++++ Data for processing ++++

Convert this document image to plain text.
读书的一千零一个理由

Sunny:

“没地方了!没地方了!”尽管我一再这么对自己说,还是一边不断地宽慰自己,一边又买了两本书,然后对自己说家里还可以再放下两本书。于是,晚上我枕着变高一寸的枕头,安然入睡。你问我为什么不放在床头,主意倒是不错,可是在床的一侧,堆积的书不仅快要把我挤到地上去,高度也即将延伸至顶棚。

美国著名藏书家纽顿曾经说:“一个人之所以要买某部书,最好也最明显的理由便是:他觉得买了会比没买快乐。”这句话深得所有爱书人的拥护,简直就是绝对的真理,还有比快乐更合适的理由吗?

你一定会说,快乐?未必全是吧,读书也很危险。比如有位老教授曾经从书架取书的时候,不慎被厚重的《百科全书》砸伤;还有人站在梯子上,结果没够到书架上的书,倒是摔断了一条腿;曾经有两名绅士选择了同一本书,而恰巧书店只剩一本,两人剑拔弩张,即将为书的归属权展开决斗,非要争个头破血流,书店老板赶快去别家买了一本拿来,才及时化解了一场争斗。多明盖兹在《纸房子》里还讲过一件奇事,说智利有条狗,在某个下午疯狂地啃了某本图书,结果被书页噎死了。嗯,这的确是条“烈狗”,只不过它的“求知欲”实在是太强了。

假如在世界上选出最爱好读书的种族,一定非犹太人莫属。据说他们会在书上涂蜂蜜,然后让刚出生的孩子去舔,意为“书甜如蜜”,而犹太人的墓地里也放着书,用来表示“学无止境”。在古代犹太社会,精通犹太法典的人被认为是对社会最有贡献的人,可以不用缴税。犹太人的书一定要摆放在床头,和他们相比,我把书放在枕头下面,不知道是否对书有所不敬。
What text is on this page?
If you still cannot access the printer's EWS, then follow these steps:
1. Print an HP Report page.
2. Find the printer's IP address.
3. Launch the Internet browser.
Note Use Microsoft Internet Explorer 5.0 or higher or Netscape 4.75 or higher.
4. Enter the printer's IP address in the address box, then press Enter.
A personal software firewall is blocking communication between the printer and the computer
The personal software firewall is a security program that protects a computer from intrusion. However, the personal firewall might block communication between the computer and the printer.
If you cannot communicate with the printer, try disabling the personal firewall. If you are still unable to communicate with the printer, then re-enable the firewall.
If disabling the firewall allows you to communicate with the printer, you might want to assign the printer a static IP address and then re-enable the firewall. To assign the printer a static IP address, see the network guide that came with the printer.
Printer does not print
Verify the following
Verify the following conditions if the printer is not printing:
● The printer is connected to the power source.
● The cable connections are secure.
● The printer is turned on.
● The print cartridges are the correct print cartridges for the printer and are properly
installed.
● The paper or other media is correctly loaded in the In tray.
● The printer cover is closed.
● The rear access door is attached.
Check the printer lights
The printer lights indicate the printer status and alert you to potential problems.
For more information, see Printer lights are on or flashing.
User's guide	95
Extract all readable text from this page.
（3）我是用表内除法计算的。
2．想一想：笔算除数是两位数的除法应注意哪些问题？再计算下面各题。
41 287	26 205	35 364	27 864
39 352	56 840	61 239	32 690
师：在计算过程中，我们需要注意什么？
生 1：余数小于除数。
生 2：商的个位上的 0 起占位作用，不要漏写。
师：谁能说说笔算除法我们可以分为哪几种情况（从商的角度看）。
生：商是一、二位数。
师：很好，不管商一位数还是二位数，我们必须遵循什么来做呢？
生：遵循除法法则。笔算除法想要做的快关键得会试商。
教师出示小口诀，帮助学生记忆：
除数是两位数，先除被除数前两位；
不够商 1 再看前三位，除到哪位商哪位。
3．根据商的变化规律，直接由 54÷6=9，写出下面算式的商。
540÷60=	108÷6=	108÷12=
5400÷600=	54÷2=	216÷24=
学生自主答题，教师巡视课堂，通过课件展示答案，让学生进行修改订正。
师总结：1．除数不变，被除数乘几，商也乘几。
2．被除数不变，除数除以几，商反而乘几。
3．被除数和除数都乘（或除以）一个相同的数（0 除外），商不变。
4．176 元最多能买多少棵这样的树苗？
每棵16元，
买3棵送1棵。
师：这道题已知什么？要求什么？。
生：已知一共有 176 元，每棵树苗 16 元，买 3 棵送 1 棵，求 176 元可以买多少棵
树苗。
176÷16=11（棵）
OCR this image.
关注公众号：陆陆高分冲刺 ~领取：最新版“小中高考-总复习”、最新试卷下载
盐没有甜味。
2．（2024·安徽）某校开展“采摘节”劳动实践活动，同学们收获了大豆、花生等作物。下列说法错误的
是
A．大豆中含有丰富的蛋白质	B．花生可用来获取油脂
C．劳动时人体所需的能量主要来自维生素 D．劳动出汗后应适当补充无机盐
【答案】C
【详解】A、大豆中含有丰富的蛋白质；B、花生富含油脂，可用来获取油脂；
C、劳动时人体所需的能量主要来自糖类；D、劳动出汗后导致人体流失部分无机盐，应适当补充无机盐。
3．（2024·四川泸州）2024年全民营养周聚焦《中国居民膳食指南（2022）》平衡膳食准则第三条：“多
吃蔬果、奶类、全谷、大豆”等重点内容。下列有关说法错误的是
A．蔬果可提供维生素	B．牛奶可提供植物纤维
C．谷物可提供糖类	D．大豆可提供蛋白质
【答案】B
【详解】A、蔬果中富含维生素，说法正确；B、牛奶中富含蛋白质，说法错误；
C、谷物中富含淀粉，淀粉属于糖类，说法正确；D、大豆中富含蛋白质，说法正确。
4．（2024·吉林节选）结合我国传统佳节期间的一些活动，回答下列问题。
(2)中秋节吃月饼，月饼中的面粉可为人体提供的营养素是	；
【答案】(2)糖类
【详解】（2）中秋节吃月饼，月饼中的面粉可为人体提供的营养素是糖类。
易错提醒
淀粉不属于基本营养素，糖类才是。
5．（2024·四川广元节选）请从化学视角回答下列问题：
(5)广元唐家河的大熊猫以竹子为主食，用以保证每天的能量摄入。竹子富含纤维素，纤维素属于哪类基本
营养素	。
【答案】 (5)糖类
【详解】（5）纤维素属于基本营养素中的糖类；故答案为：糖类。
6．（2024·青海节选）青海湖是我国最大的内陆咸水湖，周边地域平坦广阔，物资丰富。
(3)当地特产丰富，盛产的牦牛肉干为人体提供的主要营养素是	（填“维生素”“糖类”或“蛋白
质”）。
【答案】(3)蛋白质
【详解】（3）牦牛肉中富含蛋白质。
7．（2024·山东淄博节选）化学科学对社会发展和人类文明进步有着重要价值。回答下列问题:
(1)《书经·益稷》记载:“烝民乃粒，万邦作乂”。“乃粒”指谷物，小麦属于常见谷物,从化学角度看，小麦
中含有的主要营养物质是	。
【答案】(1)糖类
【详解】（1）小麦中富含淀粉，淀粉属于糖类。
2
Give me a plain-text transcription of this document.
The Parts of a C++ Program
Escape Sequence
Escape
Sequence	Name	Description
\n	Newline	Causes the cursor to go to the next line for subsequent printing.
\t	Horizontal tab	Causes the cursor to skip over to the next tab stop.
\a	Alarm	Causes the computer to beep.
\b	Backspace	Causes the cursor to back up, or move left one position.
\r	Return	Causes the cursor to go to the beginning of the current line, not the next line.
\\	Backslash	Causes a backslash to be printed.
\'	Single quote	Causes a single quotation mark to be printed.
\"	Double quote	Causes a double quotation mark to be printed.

++++

## Task
Among the entries, how many lines contain the string "computer"? Give the number without anything else.

## Full output
3